INSTRUCTIONS TO FOLLOW —
Below are some records. Pull every line that contains the word "color".

LISTED ENTRIES —
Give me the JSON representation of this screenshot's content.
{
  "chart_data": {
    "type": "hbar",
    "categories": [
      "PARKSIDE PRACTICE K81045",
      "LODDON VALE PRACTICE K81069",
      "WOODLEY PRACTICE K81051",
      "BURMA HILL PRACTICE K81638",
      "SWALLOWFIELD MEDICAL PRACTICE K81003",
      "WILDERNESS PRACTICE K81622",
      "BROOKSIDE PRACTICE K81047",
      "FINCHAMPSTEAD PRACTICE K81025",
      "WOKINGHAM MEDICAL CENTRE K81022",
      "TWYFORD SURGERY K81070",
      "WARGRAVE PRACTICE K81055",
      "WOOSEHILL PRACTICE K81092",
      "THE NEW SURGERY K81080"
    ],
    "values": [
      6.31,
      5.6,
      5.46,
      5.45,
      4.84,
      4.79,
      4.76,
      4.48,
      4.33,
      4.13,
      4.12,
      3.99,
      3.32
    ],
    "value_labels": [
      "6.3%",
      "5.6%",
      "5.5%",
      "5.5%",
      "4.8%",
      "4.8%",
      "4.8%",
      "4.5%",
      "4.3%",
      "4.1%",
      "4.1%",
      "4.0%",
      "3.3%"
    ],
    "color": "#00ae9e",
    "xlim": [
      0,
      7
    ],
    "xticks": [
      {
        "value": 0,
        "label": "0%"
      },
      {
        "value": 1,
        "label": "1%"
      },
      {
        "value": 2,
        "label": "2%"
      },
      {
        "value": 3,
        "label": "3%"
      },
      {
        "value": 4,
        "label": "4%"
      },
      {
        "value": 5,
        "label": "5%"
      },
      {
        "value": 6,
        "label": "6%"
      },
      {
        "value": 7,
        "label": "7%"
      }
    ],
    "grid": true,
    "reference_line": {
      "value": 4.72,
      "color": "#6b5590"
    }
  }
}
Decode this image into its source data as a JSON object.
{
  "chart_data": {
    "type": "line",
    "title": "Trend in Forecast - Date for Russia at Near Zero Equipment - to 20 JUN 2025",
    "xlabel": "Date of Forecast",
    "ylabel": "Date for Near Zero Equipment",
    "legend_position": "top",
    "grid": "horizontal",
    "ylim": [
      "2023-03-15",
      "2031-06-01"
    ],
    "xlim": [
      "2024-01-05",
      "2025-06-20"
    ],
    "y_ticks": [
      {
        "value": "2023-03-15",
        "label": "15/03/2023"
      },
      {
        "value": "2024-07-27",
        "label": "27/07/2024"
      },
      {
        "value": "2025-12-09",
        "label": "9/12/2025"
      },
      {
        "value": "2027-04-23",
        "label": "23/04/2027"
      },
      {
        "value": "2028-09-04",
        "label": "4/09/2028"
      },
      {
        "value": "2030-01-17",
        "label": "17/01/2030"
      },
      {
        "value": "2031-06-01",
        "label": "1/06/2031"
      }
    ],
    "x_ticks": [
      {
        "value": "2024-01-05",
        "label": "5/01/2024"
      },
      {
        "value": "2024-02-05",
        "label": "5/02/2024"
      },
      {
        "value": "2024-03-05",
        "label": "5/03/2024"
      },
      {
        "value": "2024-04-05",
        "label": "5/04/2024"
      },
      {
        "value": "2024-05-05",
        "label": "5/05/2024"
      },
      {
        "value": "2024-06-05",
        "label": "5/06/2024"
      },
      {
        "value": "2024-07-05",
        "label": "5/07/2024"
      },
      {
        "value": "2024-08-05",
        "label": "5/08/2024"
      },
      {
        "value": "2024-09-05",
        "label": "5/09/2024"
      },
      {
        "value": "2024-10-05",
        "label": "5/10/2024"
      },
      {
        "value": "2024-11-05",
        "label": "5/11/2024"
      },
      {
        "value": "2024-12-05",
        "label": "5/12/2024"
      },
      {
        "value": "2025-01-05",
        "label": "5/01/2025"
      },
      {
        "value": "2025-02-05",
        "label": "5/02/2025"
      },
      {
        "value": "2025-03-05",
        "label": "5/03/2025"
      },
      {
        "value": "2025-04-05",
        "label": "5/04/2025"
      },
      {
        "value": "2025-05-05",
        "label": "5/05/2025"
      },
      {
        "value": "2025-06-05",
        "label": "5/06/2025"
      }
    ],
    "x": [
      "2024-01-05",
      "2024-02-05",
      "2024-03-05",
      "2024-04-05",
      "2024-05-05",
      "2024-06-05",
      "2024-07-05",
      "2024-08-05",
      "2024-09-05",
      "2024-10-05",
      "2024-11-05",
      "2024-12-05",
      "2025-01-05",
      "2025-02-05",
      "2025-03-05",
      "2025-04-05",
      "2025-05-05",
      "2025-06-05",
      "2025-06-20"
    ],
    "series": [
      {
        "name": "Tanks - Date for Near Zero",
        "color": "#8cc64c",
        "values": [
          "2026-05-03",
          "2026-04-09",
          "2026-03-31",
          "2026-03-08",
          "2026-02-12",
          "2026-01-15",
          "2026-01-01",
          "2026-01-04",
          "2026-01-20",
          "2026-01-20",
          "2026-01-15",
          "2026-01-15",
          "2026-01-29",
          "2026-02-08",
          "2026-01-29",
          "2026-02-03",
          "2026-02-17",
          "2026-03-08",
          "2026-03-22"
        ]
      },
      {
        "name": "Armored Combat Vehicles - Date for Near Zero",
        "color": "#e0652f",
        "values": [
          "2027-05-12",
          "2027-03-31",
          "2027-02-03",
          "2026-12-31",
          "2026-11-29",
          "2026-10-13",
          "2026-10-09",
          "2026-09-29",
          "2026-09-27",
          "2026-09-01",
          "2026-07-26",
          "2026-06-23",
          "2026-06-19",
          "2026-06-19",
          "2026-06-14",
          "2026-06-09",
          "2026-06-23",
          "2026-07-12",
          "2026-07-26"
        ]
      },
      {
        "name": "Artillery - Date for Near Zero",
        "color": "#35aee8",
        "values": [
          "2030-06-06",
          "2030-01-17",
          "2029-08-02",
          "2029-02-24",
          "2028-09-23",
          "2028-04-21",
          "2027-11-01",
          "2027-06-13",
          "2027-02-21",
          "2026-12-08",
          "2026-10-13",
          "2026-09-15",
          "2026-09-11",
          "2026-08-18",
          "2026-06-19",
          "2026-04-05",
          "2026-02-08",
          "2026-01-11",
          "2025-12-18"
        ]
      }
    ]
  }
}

WORKED ANSWER —
    "color": "#00ae9e",
      "color": "#6b5590"
        "color": "#8cc64c",
        "color": "#e0652f",
        "color": "#35aee8",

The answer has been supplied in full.